* WHAT THE TASK ASKS
Write each record again exactly as it stands.

Begin

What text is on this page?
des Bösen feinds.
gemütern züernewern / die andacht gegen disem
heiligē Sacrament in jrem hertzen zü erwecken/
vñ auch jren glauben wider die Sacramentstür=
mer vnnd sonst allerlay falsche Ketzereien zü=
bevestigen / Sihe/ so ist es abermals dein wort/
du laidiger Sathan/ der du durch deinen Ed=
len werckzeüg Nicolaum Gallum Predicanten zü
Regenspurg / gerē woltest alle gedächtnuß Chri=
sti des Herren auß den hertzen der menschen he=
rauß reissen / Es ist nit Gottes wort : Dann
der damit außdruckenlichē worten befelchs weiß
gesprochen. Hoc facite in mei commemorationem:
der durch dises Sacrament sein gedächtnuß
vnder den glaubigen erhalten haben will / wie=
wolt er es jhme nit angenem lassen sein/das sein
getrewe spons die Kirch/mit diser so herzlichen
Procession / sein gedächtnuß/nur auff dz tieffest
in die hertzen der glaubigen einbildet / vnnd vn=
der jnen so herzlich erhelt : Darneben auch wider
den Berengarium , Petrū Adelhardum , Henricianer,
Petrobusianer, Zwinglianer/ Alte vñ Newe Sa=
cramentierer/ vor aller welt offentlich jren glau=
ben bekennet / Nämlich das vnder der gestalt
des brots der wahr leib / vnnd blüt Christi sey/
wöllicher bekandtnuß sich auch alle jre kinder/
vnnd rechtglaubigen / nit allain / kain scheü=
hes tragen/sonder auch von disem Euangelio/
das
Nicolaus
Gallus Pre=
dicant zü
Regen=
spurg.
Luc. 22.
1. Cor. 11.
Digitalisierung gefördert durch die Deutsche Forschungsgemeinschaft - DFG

End

* THE SOLUTION
What text is on this page?
des Bösen feinds.
gemütern züernewern / die andacht gegen disem
heiligē Sacrament in jrem hertzen zü erwecken/
vñ auch jren glauben wider die Sacramentstür=
mer vnnd sonst allerlay falsche Ketzereien zü=
bevestigen / Sihe/ so ist es abermals dein wort/
du laidiger Sathan/ der du durch deinen Ed=
len werckzeüg Nicolaum Gallum Predicanten zü
Regenspurg / gerē woltest alle gedächtnuß Chri=
sti des Herren auß den hertzen der menschen he=
rauß reissen / Es ist nit Gottes wort : Dann
der damit außdruckenlichē worten befelchs weiß
gesprochen. Hoc facite in mei commemorationem:
der durch dises Sacrament sein gedächtnuß
vnder den glaubigen erhalten haben will / wie=
wolt er es jhme nit angenem lassen sein/das sein
getrewe spons die Kirch/mit diser so herzlichen
Procession / sein gedächtnuß/nur auff dz tieffest
in die hertzen der glaubigen einbildet / vnnd vn=
der jnen so herzlich erhelt : Darneben auch wider
den Berengarium , Petrū Adelhardum , Henricianer,
Petrobusianer, Zwinglianer/ Alte vñ Newe Sa=
cramentierer/ vor aller welt offentlich jren glau=
ben bekennet / Nämlich das vnder der gestalt
des brots der wahr leib / vnnd blüt Christi sey/
wöllicher bekandtnuß sich auch alle jre kinder/
vnnd rechtglaubigen / nit allain / kain scheü=
hes tragen/sonder auch von disem Euangelio/
das
Nicolaus
Gallus Pre=
dicant zü
Regen=
spurg.
Luc. 22.
1. Cor. 11.
Digitalisierung gefördert durch die Deutsche Forschungsgemeinschaft - DFG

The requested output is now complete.